**DOKUMEN SUMBER:**
↓
Home » » Sangsi dalam hukum Islam

Sangsi dalam hukum Islam

Written By AKTUAL NEWS ONLINE on Wednesday, March 13, 2013 | 3:52 PM


MAKALAH
DIBUAT GUNA MEMENUHI TUGAS
MATAKULIAH AGAMA ISLAM







DI SUSUN OLEH :
 NAMA        : TRIYONO
                                                               NIM            : 1205451021
FAKULTAS FISIP
(ADMINISTRASI NEGARA )









UNIVERSITAS PURWAKARTA
JL. Let.Jend Basuki Rahmat no.25 (0264) 207809
P U R W A K A R T A
2012





KATA PENGANTAR


Bismillahirrohmaanirrohiim.
Puji serta syukur penulis panjatkan kehadirat Allah SWT, yang telah memberikan rahmat dan hidayat-Nya sehingga penulis dapat menyelesaikan Makalah ini.
Penulis menyadari, dengan kesadaran akan suatu kenyataan bahwa pengetahuan dan pengalaman penulis sangat terbatas, maka baik bentuk maupun isi dari Makalah  ini masih jauh dari kesempurnaan. Oleh karena itu segala bentuk saran dan kritik yang sifatnya membangun sangat penulis harapkan untuk kesempurnaan Makalah ini.
Pada Kesempatan ini penulis memaparkan pengertian hukum dan sangsi dalam hukum islam, untuk mengambil salah satu spesifiknya yang berjudul  Pembunuhan dalam Perspektif hukum Islam.”
Seluruh teman dan kerabat yang tidak bisa disebutkan satu persatu. Terima kasih banyak karena secara langsung maupun tidak langsung semuanya telah memberikan banyak pembelajaran tentang arti kehidupan.
Penulis hanya dapat memohon semoga Allah SWT memberikan balasan yang lebih baik kepada semua pihak yang telah membantu kelancaran penyelesaian Makalah  ini.
↑
**TUGAS:**
(1) Sebutkan setiap keterangan yang tercantum di bawah "DI SUSUN OLEH :" pada makalah tentang sangsi dalam hukum Islam, sebelum nama universitas.
(2) Teruskan makalah tentang sangsi dalam hukum Islam mulai dari kalimat terakhir yang tertera.

**DATA TERCATAT:**
↓
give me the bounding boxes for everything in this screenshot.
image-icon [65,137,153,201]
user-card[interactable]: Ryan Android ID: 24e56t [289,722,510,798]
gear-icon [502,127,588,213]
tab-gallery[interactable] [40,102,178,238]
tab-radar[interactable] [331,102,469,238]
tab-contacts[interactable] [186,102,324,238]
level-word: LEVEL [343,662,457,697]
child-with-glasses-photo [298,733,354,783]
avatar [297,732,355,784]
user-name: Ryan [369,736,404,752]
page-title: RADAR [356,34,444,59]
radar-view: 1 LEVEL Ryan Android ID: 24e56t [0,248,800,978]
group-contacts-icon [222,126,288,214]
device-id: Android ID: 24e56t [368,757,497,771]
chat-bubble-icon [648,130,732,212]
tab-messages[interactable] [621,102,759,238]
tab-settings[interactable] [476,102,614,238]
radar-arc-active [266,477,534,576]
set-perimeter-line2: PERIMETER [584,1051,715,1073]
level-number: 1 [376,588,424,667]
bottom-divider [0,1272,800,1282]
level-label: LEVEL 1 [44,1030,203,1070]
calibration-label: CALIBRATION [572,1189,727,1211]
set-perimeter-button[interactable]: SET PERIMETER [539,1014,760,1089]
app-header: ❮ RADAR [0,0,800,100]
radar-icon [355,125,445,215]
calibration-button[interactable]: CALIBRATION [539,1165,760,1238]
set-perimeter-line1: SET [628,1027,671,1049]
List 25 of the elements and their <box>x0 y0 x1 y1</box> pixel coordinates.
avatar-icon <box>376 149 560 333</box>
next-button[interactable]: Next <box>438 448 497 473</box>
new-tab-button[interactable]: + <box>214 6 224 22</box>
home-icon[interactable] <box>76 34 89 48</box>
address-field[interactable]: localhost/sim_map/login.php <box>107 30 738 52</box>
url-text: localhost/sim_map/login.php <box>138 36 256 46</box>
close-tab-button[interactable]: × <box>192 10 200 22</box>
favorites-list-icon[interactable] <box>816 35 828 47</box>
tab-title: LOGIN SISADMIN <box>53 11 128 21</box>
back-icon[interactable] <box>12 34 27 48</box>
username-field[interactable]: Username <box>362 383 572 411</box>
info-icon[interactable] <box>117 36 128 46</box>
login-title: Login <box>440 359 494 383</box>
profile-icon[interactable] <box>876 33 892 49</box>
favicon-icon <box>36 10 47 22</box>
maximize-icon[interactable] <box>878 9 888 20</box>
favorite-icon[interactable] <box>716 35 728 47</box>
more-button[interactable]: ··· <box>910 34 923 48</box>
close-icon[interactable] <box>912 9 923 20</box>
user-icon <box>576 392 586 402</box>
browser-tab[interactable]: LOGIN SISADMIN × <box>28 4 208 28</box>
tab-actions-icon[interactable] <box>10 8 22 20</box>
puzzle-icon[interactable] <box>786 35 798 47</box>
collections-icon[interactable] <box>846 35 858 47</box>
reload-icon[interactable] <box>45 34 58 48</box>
↑
**JAWABAN YANG DIHARAPKAN:**
(1)
- Nama: Triyono
- NIM: 1205451021
- Fakultas FISIP (Administrasi Negara)

(2)
Akhir kata, semoga Allah SWT selalu meridhoi setiap langkah kita di masa lalu, sekarang dan yang akan datang. Amin
Purwakarta,          November   2012
       Penulis
                                                                     
                               





BAB I
PENDAHULUAN


A.      Latar Belakang
Dalam kehidupan sehari-hari, kita tidak bisa melepaskan diri dari aktivitas-aktivitas yang bernuansa hukum. Selama kita melakukan suatu aktivitas, kita berarti melakukan tindakan hukum. Permasalahannya adalah, tidak banyak orang yang menyadari bahwa dirinya telah melakukan aktivitas hukum. Agar kita menyadari dan memahami bahwa kita telah melakukan aktivitas hukum, maka kita harus memahami apa dan bagaimana sebenarnya hukum itu.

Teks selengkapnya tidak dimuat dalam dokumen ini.